= Your task =
Set out every line bearing the string "changes".

= Extracted data =

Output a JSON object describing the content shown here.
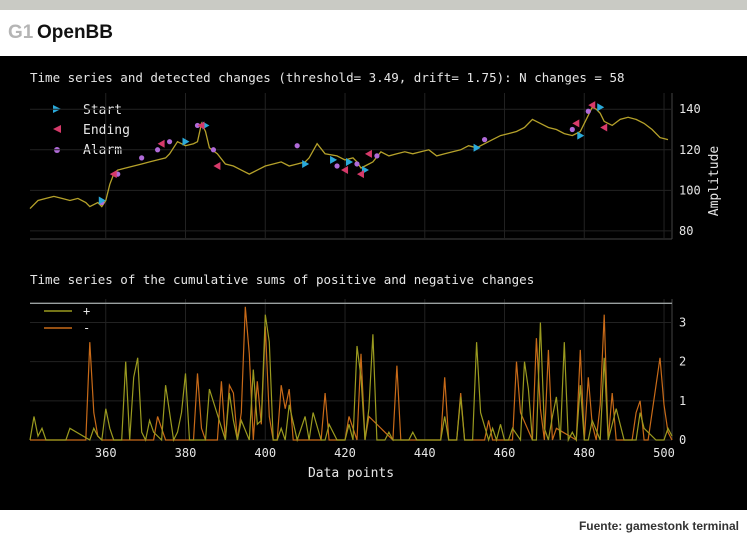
{
  "header": {
    "tag": "G1",
    "title": "OpenBB"
  },
  "footer": {
    "source": "Fuente: gamestonk terminal"
  },
  "chart_data": [
    {
      "type": "line",
      "title": "Time series and detected changes (threshold= 3.49, drift= 1.75): N changes = 58",
      "ylabel": "Amplitude",
      "xlim": [
        341,
        502
      ],
      "ylim": [
        76,
        148
      ],
      "yticks": [
        80,
        100,
        120,
        140
      ],
      "grid": true,
      "legend": {
        "placement": "top-left",
        "entries": [
          "Start",
          "Ending",
          "Alarm"
        ]
      },
      "colors": {
        "line": "#b5a12a",
        "start": "#2aa9d9",
        "ending": "#d63a6a",
        "alarm": "#b06ad8"
      },
      "series": [
        {
          "name": "Amplitude",
          "x": [
            341,
            343,
            345,
            347,
            349,
            351,
            353,
            355,
            356,
            358,
            359,
            360,
            361,
            362,
            363,
            365,
            367,
            369,
            371,
            373,
            375,
            376,
            378,
            380,
            382,
            383,
            384,
            385,
            386,
            388,
            390,
            392,
            394,
            396,
            398,
            400,
            402,
            404,
            406,
            408,
            410,
            411,
            413,
            415,
            418,
            420,
            422,
            423,
            424,
            425,
            426,
            427,
            429,
            431,
            433,
            435,
            437,
            439,
            441,
            443,
            445,
            447,
            449,
            451,
            453,
            455,
            457,
            459,
            461,
            463,
            465,
            467,
            469,
            471,
            473,
            475,
            477,
            479,
            481,
            482,
            483,
            484,
            485,
            487,
            489,
            491,
            493,
            495,
            497,
            499,
            501
          ],
          "y": [
            91,
            95,
            96,
            97,
            96,
            95,
            96,
            94,
            92,
            94,
            92,
            95,
            103,
            108,
            110,
            111,
            112,
            113,
            114,
            115,
            116,
            118,
            124,
            122,
            123,
            124,
            133,
            129,
            121,
            118,
            113,
            112,
            110,
            108,
            110,
            112,
            113,
            114,
            112,
            113,
            114,
            116,
            123,
            118,
            117,
            115,
            116,
            114,
            111,
            112,
            113,
            114,
            119,
            117,
            118,
            119,
            118,
            119,
            120,
            117,
            118,
            119,
            120,
            122,
            121,
            123,
            125,
            127,
            128,
            129,
            131,
            135,
            133,
            131,
            130,
            128,
            127,
            129,
            137,
            141,
            140,
            138,
            134,
            132,
            135,
            136,
            135,
            133,
            130,
            126,
            125
          ]
        }
      ],
      "markers": {
        "start": {
          "x": [
            359,
            380,
            385,
            410,
            417,
            421,
            425,
            453,
            479,
            484
          ],
          "y": [
            95,
            124,
            132,
            113,
            115,
            114,
            110,
            121,
            127,
            141
          ]
        },
        "ending": {
          "x": [
            362,
            374,
            384,
            388,
            420,
            424,
            426,
            478,
            482,
            485
          ],
          "y": [
            108,
            123,
            132,
            112,
            110,
            108,
            118,
            133,
            142,
            131
          ]
        },
        "alarm": {
          "x": [
            359,
            363,
            369,
            373,
            376,
            383,
            387,
            408,
            418,
            423,
            428,
            455,
            477,
            481
          ],
          "y": [
            94,
            108,
            116,
            120,
            124,
            132,
            120,
            122,
            112,
            113,
            117,
            125,
            130,
            139
          ]
        }
      }
    },
    {
      "type": "line",
      "title": "Time series of the cumulative sums of positive and negative changes",
      "xlabel": "Data points",
      "xlim": [
        341,
        502
      ],
      "xticks": [
        360,
        380,
        400,
        420,
        440,
        460,
        480,
        500
      ],
      "ylim": [
        0,
        3.6
      ],
      "yticks": [
        0,
        1,
        2,
        3
      ],
      "threshold": 3.49,
      "grid": true,
      "legend": {
        "placement": "top-left",
        "entries": [
          "+",
          "-"
        ]
      },
      "colors": {
        "plus": "#9a9a1f",
        "minus": "#c86a18",
        "threshold": "#9aa0a0"
      },
      "series": [
        {
          "name": "+",
          "x": [
            341,
            342,
            343,
            344,
            345,
            350,
            351,
            356,
            357,
            358,
            359,
            360,
            361,
            362,
            364,
            365,
            366,
            367,
            368,
            369,
            370,
            371,
            372,
            374,
            375,
            377,
            378,
            379,
            380,
            381,
            385,
            386,
            390,
            391,
            392,
            393,
            394,
            396,
            397,
            398,
            399,
            400,
            401,
            402,
            403,
            404,
            405,
            406,
            408,
            410,
            411,
            412,
            414,
            415,
            416,
            418,
            420,
            421,
            422,
            423,
            424,
            425,
            426,
            427,
            428,
            430,
            431,
            432,
            436,
            437,
            438,
            444,
            445,
            446,
            448,
            449,
            450,
            452,
            453,
            454,
            456,
            457,
            458,
            459,
            460,
            461,
            462,
            464,
            465,
            466,
            467,
            468,
            469,
            470,
            471,
            472,
            473,
            474,
            475,
            476,
            477,
            478,
            479,
            480,
            481,
            482,
            484,
            485,
            486,
            488,
            490,
            492,
            493,
            494,
            495,
            498,
            499,
            500,
            501,
            502
          ],
          "y": [
            0,
            0.6,
            0.1,
            0.3,
            0,
            0,
            0.3,
            0,
            0.3,
            0.1,
            0,
            0.8,
            0.3,
            0,
            0,
            2.0,
            0,
            1.6,
            2.1,
            0.2,
            0,
            0.5,
            0.2,
            0,
            1.4,
            0,
            0.2,
            0.7,
            1.7,
            0,
            0,
            1.3,
            0,
            1.2,
            0.5,
            0,
            0.5,
            0,
            1.8,
            0.4,
            0.5,
            3.2,
            2.5,
            0,
            0,
            0.3,
            0,
            0.9,
            0,
            0.6,
            0,
            0.7,
            0,
            0,
            0.4,
            0,
            0,
            0.4,
            0,
            2.4,
            1.6,
            0,
            0.8,
            2.7,
            0,
            0,
            0.2,
            0,
            0,
            0.2,
            0,
            0,
            0.6,
            0,
            0,
            1.1,
            0,
            0,
            2.5,
            0.7,
            0,
            0.3,
            0,
            0.4,
            0,
            0,
            0.3,
            0,
            2.0,
            1.3,
            0,
            0,
            3.0,
            0.3,
            0,
            0.6,
            1.1,
            0,
            2.5,
            0,
            0.2,
            0,
            1.4,
            0,
            0,
            0.5,
            0,
            2.1,
            0,
            0.8,
            0,
            0,
            0,
            0.7,
            0.3,
            0,
            0,
            0,
            0.3,
            0.1
          ]
        },
        {
          "name": "-",
          "x": [
            341,
            355,
            356,
            357,
            358,
            359,
            372,
            373,
            375,
            377,
            382,
            383,
            384,
            385,
            388,
            389,
            390,
            391,
            392,
            393,
            394,
            395,
            396,
            397,
            398,
            399,
            400,
            401,
            402,
            403,
            404,
            405,
            406,
            407,
            408,
            414,
            415,
            416,
            418,
            420,
            421,
            423,
            424,
            425,
            426,
            432,
            433,
            434,
            444,
            445,
            446,
            448,
            449,
            450,
            455,
            456,
            457,
            462,
            463,
            464,
            467,
            468,
            469,
            470,
            471,
            472,
            473,
            478,
            479,
            480,
            481,
            482,
            483,
            484,
            485,
            486,
            487,
            488,
            492,
            493,
            494,
            495,
            496,
            499,
            500,
            501,
            502
          ],
          "y": [
            0,
            0,
            2.5,
            0.7,
            0.1,
            0,
            0,
            0.6,
            0,
            0,
            0,
            1.7,
            0.3,
            0,
            0,
            1.5,
            0,
            1.4,
            1.2,
            0,
            0.7,
            3.4,
            2.2,
            0,
            1.5,
            0.4,
            2.9,
            0.6,
            0,
            0,
            1.4,
            0.8,
            1.3,
            0,
            0,
            0,
            1.2,
            0,
            0,
            0,
            0.6,
            0,
            2.2,
            0,
            0.6,
            0,
            1.9,
            0,
            0,
            1.6,
            0,
            0,
            1.2,
            0,
            0,
            0.5,
            0,
            0,
            2.0,
            0.7,
            0,
            2.6,
            0.8,
            0,
            2.3,
            0,
            0.3,
            0,
            2.3,
            0,
            1.6,
            0.4,
            0,
            0.9,
            3.2,
            0,
            1.2,
            0,
            0,
            0.7,
            1.0,
            0,
            0,
            2.1,
            0.9,
            0.2,
            0
          ]
        }
      ]
    }
  ]
}
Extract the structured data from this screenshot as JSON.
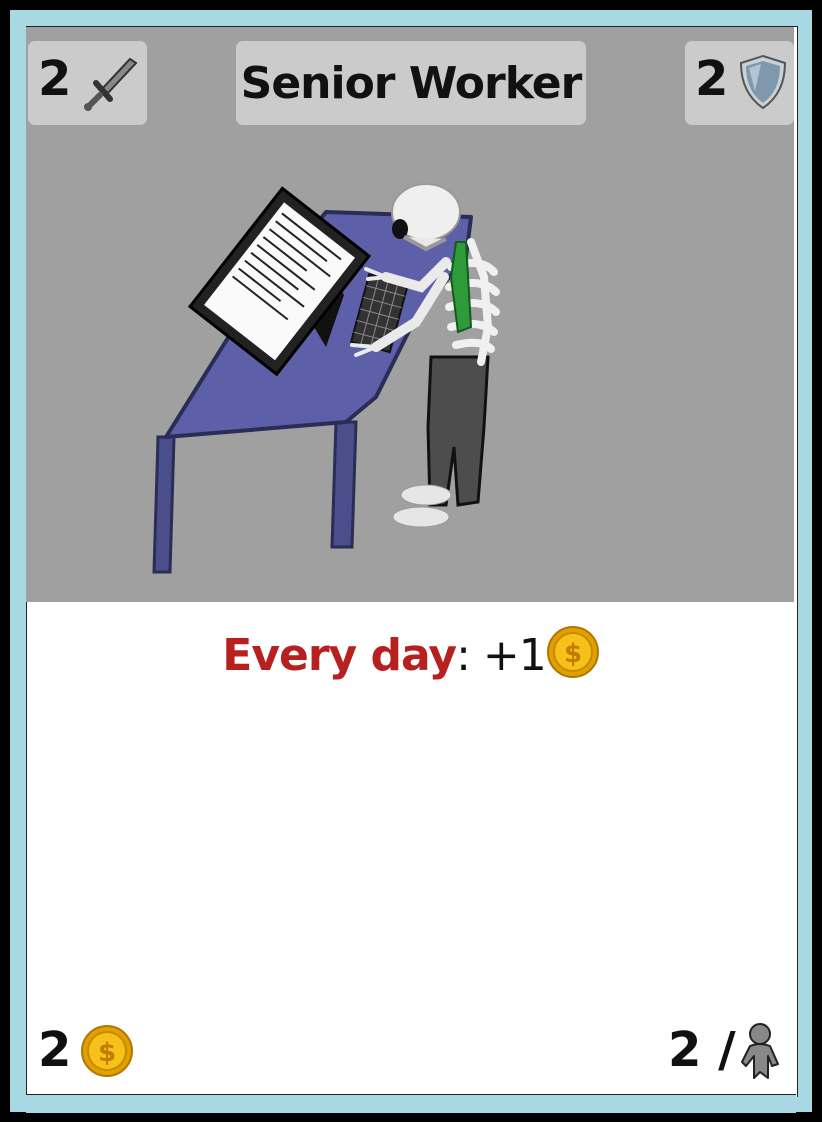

= Expected output =
      "title": "Time series and detected changes (threshold= 3.49, drift= 1.75): N changes = 58",
      "title": "Time series of the cumulative sums of positive and negative changes",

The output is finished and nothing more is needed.